• **TASK DESCRIPTION**: Repeat exactly the lines of the listing from the line containing "What text is on this page?" through its last line, and nothing beyond them.

• **SOURCE DATA**:
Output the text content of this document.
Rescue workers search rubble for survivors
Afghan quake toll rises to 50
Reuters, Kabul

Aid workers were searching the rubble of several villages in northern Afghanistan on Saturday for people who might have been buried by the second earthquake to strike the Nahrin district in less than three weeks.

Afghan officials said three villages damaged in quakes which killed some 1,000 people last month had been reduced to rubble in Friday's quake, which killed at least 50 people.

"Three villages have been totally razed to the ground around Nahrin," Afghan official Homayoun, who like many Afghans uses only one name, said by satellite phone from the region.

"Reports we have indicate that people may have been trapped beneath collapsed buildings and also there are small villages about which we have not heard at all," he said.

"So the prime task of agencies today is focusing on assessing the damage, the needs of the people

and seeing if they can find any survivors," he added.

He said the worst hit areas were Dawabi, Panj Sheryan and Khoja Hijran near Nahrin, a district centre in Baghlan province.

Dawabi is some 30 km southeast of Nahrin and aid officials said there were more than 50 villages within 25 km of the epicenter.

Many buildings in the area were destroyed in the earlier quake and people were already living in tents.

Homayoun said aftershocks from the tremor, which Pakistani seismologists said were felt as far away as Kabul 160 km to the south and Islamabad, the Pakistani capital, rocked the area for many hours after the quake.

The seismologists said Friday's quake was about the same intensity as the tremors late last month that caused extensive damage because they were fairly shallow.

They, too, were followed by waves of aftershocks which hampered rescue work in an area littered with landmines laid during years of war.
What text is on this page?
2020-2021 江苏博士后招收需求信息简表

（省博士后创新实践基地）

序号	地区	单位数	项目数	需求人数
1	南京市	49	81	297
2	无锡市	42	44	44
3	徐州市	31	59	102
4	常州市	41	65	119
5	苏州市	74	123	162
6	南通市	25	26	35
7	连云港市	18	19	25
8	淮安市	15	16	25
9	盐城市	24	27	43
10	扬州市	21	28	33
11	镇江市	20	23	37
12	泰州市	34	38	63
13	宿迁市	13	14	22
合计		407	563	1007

• **THE COMPLETED TASK**:
What text is on this page?
2020-2021 江苏博士后招收需求信息简表

（省博士后创新实践基地）

序号	地区	单位数	项目数	需求人数
1	南京市	49	81	297
2	无锡市	42	44	44
3	徐州市	31	59	102
4	常州市	41	65	119
5	苏州市	74	123	162
6	南通市	25	26	35
7	连云港市	18	19	25
8	淮安市	15	16	25
9	盐城市	24	27	43
10	扬州市	21	28	33
11	镇江市	20	23	37
12	泰州市	34	38	63
13	宿迁市	13	14	22
合计		407	563	1007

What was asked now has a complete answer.